── Data supplied ──

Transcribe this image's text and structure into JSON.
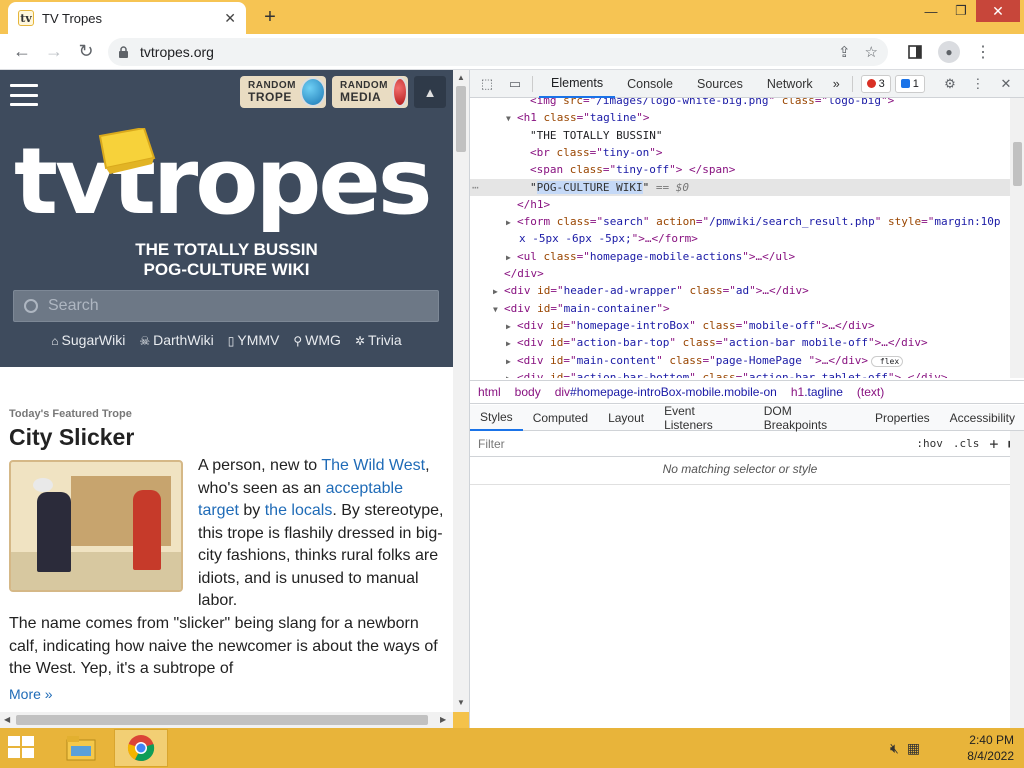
{
  "browser": {
    "tab_title": "TV Tropes",
    "tab_favicon": "tv",
    "new_tab_icon": "+",
    "url": "tvtropes.org",
    "window_controls": {
      "minimize": "—",
      "maximize": "❐",
      "close": "✕"
    }
  },
  "site": {
    "random_trope_label_1": "RANDOM",
    "random_trope_label_2": "TROPE",
    "random_media_label_1": "RANDOM",
    "random_media_label_2": "MEDIA",
    "logo_text": "tvtropes",
    "tagline_1": "THE TOTALLY BUSSIN",
    "tagline_2": "POG-CULTURE WIKI",
    "search_placeholder": "Search",
    "wiki_links": [
      "SugarWiki",
      "DarthWiki",
      "YMMV",
      "WMG",
      "Trivia"
    ],
    "featured_label": "Today's Featured Trope",
    "featured_title": "City Slicker",
    "featured_p1_a": "A person, new to ",
    "featured_p1_link1": "The Wild West",
    "featured_p1_b": ", who's seen as an ",
    "featured_p1_link2": "acceptable target",
    "featured_p1_c": " by ",
    "featured_p1_link3": "the locals",
    "featured_p1_d": ". By stereotype, this trope is flashily dressed in big-city fashions, thinks rural folks are idiots, and is unused to manual labor.",
    "featured_p2": "The name comes from \"slicker\" being slang for a newborn calf, indicating how naive the newcomer is about the ways of the West. Yep, it's a subtrope of",
    "more_link": "More »"
  },
  "devtools": {
    "tabs": [
      "Elements",
      "Console",
      "Sources",
      "Network"
    ],
    "active_tab": "Elements",
    "more_tabs": "»",
    "error_count": "3",
    "message_count": "1",
    "dom_lines": [
      {
        "indent": 3,
        "arrow": "",
        "parts": [
          [
            "tg",
            "<img "
          ],
          [
            "at",
            "src"
          ],
          [
            "tg",
            "=\""
          ],
          [
            "av",
            "/images/logo-white-big.png"
          ],
          [
            "tg",
            "\" "
          ],
          [
            "at",
            "class"
          ],
          [
            "tg",
            "=\""
          ],
          [
            "av",
            "logo-big"
          ],
          [
            "tg",
            "\">"
          ]
        ]
      },
      {
        "indent": 2,
        "arrow": "▼",
        "parts": [
          [
            "tg",
            "<h1 "
          ],
          [
            "at",
            "class"
          ],
          [
            "tg",
            "=\""
          ],
          [
            "av",
            "tagline"
          ],
          [
            "tg",
            "\">"
          ]
        ]
      },
      {
        "indent": 3,
        "arrow": "",
        "parts": [
          [
            "tx",
            "\"THE TOTALLY BUSSIN\""
          ]
        ]
      },
      {
        "indent": 3,
        "arrow": "",
        "parts": [
          [
            "tg",
            "<br "
          ],
          [
            "at",
            "class"
          ],
          [
            "tg",
            "=\""
          ],
          [
            "av",
            "tiny-on"
          ],
          [
            "tg",
            "\">"
          ]
        ]
      },
      {
        "indent": 3,
        "arrow": "",
        "parts": [
          [
            "tg",
            "<span "
          ],
          [
            "at",
            "class"
          ],
          [
            "tg",
            "=\""
          ],
          [
            "av",
            "tiny-off"
          ],
          [
            "tg",
            "\"> </span>"
          ]
        ]
      },
      {
        "indent": 3,
        "arrow": "",
        "sel": true,
        "parts": [
          [
            "tx",
            "\""
          ],
          [
            "hl",
            "POG-CULTURE WIKI"
          ],
          [
            "tx",
            "\" "
          ],
          [
            "cm",
            "== $0"
          ]
        ]
      },
      {
        "indent": 2,
        "arrow": "",
        "parts": [
          [
            "tg",
            "</h1>"
          ]
        ]
      },
      {
        "indent": 2,
        "arrow": "▶",
        "parts": [
          [
            "tg",
            "<form "
          ],
          [
            "at",
            "class"
          ],
          [
            "tg",
            "=\""
          ],
          [
            "av",
            "search"
          ],
          [
            "tg",
            "\" "
          ],
          [
            "at",
            "action"
          ],
          [
            "tg",
            "=\""
          ],
          [
            "av",
            "/pmwiki/search_result.php"
          ],
          [
            "tg",
            "\" "
          ],
          [
            "at",
            "style"
          ],
          [
            "tg",
            "=\""
          ],
          [
            "av",
            "margin:10p"
          ]
        ]
      },
      {
        "indent": 0,
        "arrow": "",
        "cont": true,
        "parts": [
          [
            "av",
            "x -5px -6px -5px;"
          ],
          [
            "tg",
            "\">…</form>"
          ]
        ]
      },
      {
        "indent": 2,
        "arrow": "▶",
        "parts": [
          [
            "tg",
            "<ul "
          ],
          [
            "at",
            "class"
          ],
          [
            "tg",
            "=\""
          ],
          [
            "av",
            "homepage-mobile-actions"
          ],
          [
            "tg",
            "\">…</ul>"
          ]
        ]
      },
      {
        "indent": 1,
        "arrow": "",
        "parts": [
          [
            "tg",
            "</div>"
          ]
        ]
      },
      {
        "indent": 1,
        "arrow": "▶",
        "parts": [
          [
            "tg",
            "<div "
          ],
          [
            "at",
            "id"
          ],
          [
            "tg",
            "=\""
          ],
          [
            "av",
            "header-ad-wrapper"
          ],
          [
            "tg",
            "\" "
          ],
          [
            "at",
            "class"
          ],
          [
            "tg",
            "=\""
          ],
          [
            "av",
            "ad"
          ],
          [
            "tg",
            "\">…</div>"
          ]
        ]
      },
      {
        "indent": 1,
        "arrow": "▼",
        "parts": [
          [
            "tg",
            "<div "
          ],
          [
            "at",
            "id"
          ],
          [
            "tg",
            "=\""
          ],
          [
            "av",
            "main-container"
          ],
          [
            "tg",
            "\">"
          ]
        ]
      },
      {
        "indent": 2,
        "arrow": "▶",
        "parts": [
          [
            "tg",
            "<div "
          ],
          [
            "at",
            "id"
          ],
          [
            "tg",
            "=\""
          ],
          [
            "av",
            "homepage-introBox"
          ],
          [
            "tg",
            "\" "
          ],
          [
            "at",
            "class"
          ],
          [
            "tg",
            "=\""
          ],
          [
            "av",
            "mobile-off"
          ],
          [
            "tg",
            "\">…</div>"
          ]
        ]
      },
      {
        "indent": 2,
        "arrow": "▶",
        "parts": [
          [
            "tg",
            "<div "
          ],
          [
            "at",
            "id"
          ],
          [
            "tg",
            "=\""
          ],
          [
            "av",
            "action-bar-top"
          ],
          [
            "tg",
            "\" "
          ],
          [
            "at",
            "class"
          ],
          [
            "tg",
            "=\""
          ],
          [
            "av",
            "action-bar mobile-off"
          ],
          [
            "tg",
            "\">…</div>"
          ]
        ]
      },
      {
        "indent": 2,
        "arrow": "▶",
        "parts": [
          [
            "tg",
            "<div "
          ],
          [
            "at",
            "id"
          ],
          [
            "tg",
            "=\""
          ],
          [
            "av",
            "main-content"
          ],
          [
            "tg",
            "\" "
          ],
          [
            "at",
            "class"
          ],
          [
            "tg",
            "=\""
          ],
          [
            "av",
            "page-HomePage "
          ],
          [
            "tg",
            "\">…</div>"
          ],
          [
            "fx",
            " flex"
          ]
        ]
      },
      {
        "indent": 2,
        "arrow": "▶",
        "parts": [
          [
            "tg",
            "<div "
          ],
          [
            "at",
            "id"
          ],
          [
            "tg",
            "=\""
          ],
          [
            "av",
            "action-bar-bottom"
          ],
          [
            "tg",
            "\" "
          ],
          [
            "at",
            "class"
          ],
          [
            "tg",
            "=\""
          ],
          [
            "av",
            "action-bar tablet-off"
          ],
          [
            "tg",
            "\">…</div>"
          ]
        ]
      }
    ],
    "breadcrumbs": [
      {
        "tag": "html",
        "rest": ""
      },
      {
        "tag": "body",
        "rest": ""
      },
      {
        "tag": "div",
        "rest": "#homepage-introBox-mobile.mobile-on"
      },
      {
        "tag": "h1",
        "rest": ".tagline"
      },
      {
        "tag": "(text)",
        "rest": ""
      }
    ],
    "style_tabs": [
      "Styles",
      "Computed",
      "Layout",
      "Event Listeners",
      "DOM Breakpoints",
      "Properties",
      "Accessibility"
    ],
    "active_style_tab": "Styles",
    "filter_placeholder": "Filter",
    "hov": ":hov",
    "cls": ".cls",
    "no_match": "No matching selector or style"
  },
  "taskbar": {
    "time": "2:40 PM",
    "date": "8/4/2022"
  },
  "colors": {
    "header_bg": "#3e4b5d",
    "link": "#1f6bb7",
    "accent": "#1a73e8",
    "titlebar": "#f6c453"
  }
}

───

Read through the entries and copy each line in which "tvtropes" appears.

→ **Answer to the task**
    "url": "tvtropes.org",
    "logo_text": "tvtropes",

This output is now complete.